=== Task brief ===
Pick out the lines containing "Description".

======== Available data ========

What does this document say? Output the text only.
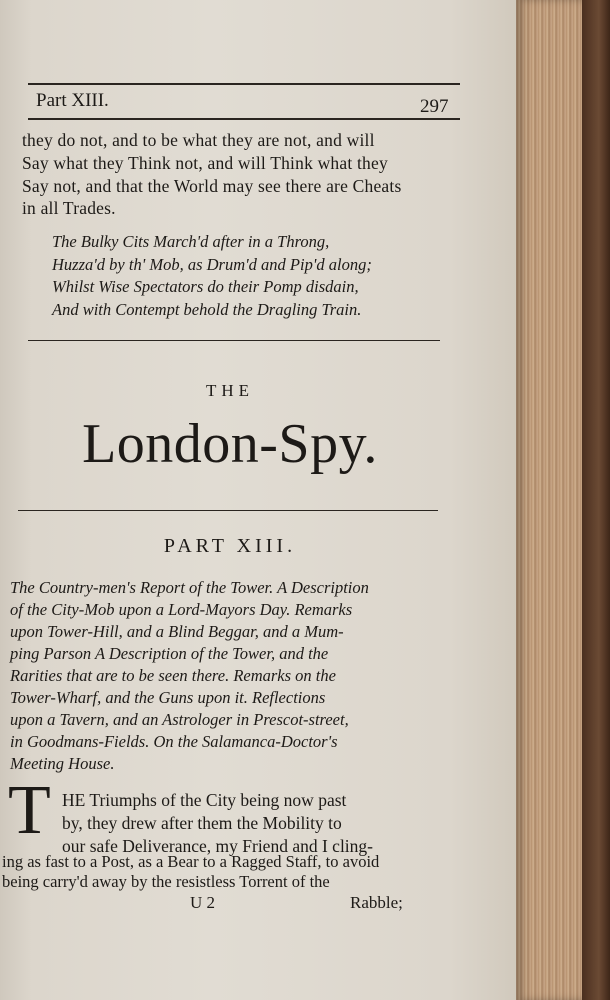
Part XIII.	297
they do not, and to be what they are not, and will
Say what they Think not, and will Think what they
Say not, and that the World may see there are Cheats
in all Trades.
The Bulky Cits March'd after in a Throng,
Huzza'd by th' Mob, as Drum'd and Pip'd along;
Whilst Wise Spectators do their Pomp disdain,
And with Contempt behold the Dragling Train.
THE
London-Spy.
PART XIII.
The Country-men's Report of the Tower. A Description
of the City-Mob upon a Lord-Mayors Day. Remarks
upon Tower-Hill, and a Blind Beggar, and a Mum-
ping Parson A Description of the Tower, and the
Rarities that are to be seen there. Remarks on the
Tower-Wharf, and the Guns upon it. Reflections
upon a Tavern, and an Astrologer in Prescot-street,
in Goodmans-Fields. On the Salamanca-Doctor's
Meeting House.
T HE Triumphs of the City being now past
by, they drew after them the Mobility to
our safe Deliverance, my Friend and I cling-
ing as fast to a Post, as a Bear to a Ragged Staff, to avoid
being carry'd away by the resistless Torrent of the
U 2	Rabble;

========

=== Result ===
The Country-men's Report of the Tower. A Description
ping Parson A Description of the Tower, and the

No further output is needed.